The records:
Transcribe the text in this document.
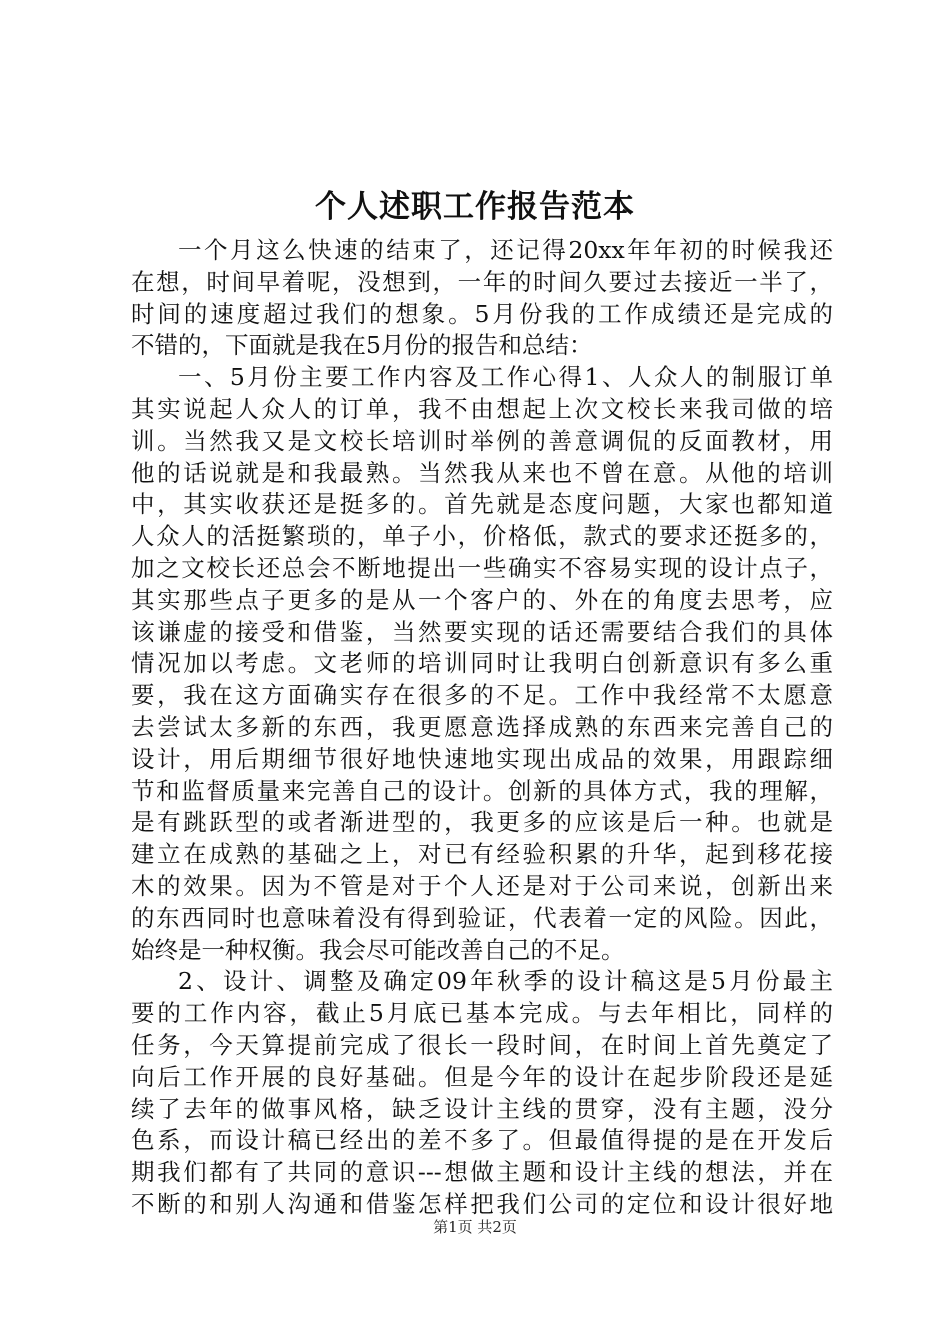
个人述职工作报告范本
一个月这么快速的结束了，还记得20xx年年初的时候我还
在想，时间早着呢，没想到，一年的时间久要过去接近一半了，
时间的速度超过我们的想象。5月份我的工作成绩还是完成的
不错的，下面就是我在5月份的报告和总结：
一、5月份主要工作内容及工作心得1、人众人的制服订单
其实说起人众人的订单，我不由想起上次文校长来我司做的培
训。当然我又是文校长培训时举例的善意调侃的反面教材，用
他的话说就是和我最熟。当然我从来也不曾在意。从他的培训
中，其实收获还是挺多的。首先就是态度问题，大家也都知道
人众人的活挺繁琐的，单子小，价格低，款式的要求还挺多的，
加之文校长还总会不断地提出一些确实不容易实现的设计点子，
其实那些点子更多的是从一个客户的、外在的角度去思考，应
该谦虚的接受和借鉴，当然要实现的话还需要结合我们的具体
情况加以考虑。文老师的培训同时让我明白创新意识有多么重
要，我在这方面确实存在很多的不足。工作中我经常不太愿意
去尝试太多新的东西，我更愿意选择成熟的东西来完善自己的
设计，用后期细节很好地快速地实现出成品的效果，用跟踪细
节和监督质量来完善自己的设计。创新的具体方式，我的理解，
是有跳跃型的或者渐进型的，我更多的应该是后一种。也就是
建立在成熟的基础之上，对已有经验积累的升华，起到移花接
木的效果。因为不管是对于个人还是对于公司来说，创新出来
的东西同时也意味着没有得到验证，代表着一定的风险。因此，
始终是一种权衡。我会尽可能改善自己的不足。
2、设计、调整及确定09年秋季的设计稿这是5月份最主
要的工作内容，截止5月底已基本完成。与去年相比，同样的
任务，今天算提前完成了很长一段时间，在时间上首先奠定了
向后工作开展的良好基础。但是今年的设计在起步阶段还是延
续了去年的做事风格，缺乏设计主线的贯穿，没有主题，没分
色系，而设计稿已经出的差不多了。但最值得提的是在开发后
期我们都有了共同的意识---想做主题和设计主线的想法，并在
不断的和别人沟通和借鉴怎样把我们公司的定位和设计很好地
第1页 共2页
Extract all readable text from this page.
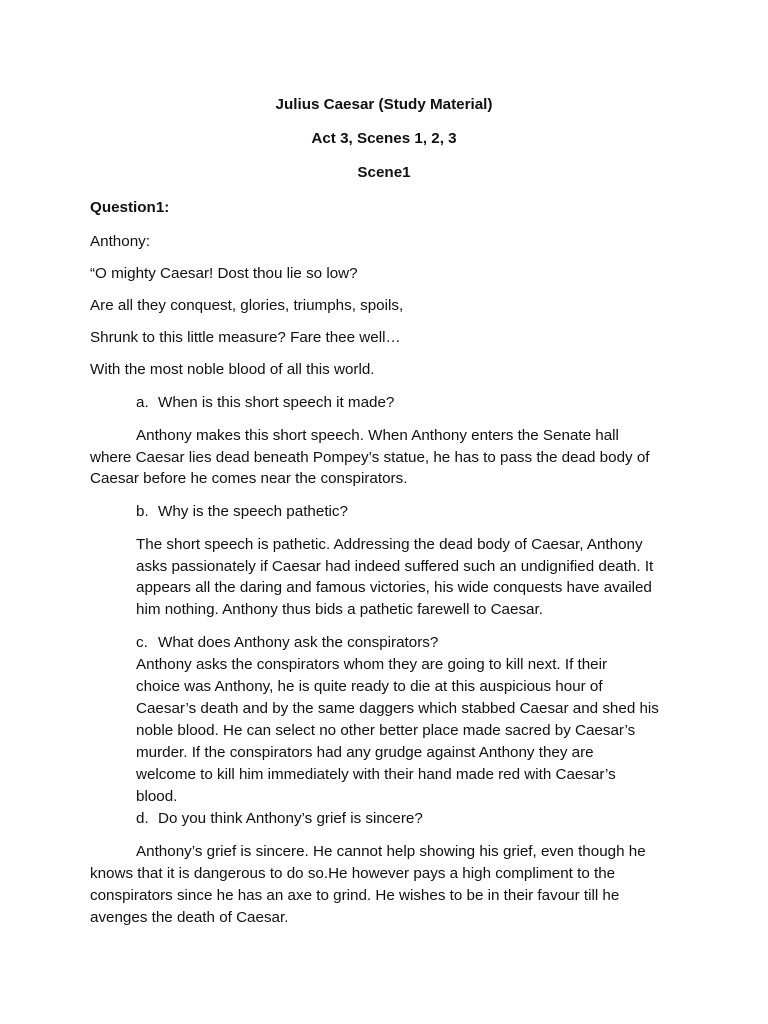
Julius Caesar (Study Material)
Act 3, Scenes 1, 2, 3
Scene1
Question1:
Anthony:
“O mighty Caesar! Dost thou lie so low?
Are all they conquest, glories, triumphs, spoils,
Shrunk to this little measure? Fare thee well…
With the most noble blood of all this world.
a. When is this short speech it made?
Anthony makes this short speech. When Anthony enters the Senate hall
where Caesar lies dead beneath Pompey’s statue, he has to pass the dead body of
Caesar before he comes near the conspirators.
b. Why is the speech pathetic?
The short speech is pathetic. Addressing the dead body of Caesar, Anthony
asks passionately if Caesar had indeed suffered such an undignified death. It
appears all the daring and famous victories, his wide conquests have availed
him nothing. Anthony thus bids a pathetic farewell to Caesar.
c. What does Anthony ask the conspirators?
Anthony asks the conspirators whom they are going to kill next. If their
choice was Anthony, he is quite ready to die at this auspicious hour of
Caesar’s death and by the same daggers which stabbed Caesar and shed his
noble blood. He can select no other better place made sacred by Caesar’s
murder. If the conspirators had any grudge against Anthony they are
welcome to kill him immediately with their hand made red with Caesar’s
blood.
d. Do you think Anthony’s grief is sincere?
Anthony’s grief is sincere. He cannot help showing his grief, even though he
knows that it is dangerous to do so.He however pays a high compliment to the
conspirators since he has an axe to grind. He wishes to be in their favour till he
avenges the death of Caesar.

Stated task:
Give only the number of lines that include the word "kill".

The reply:
2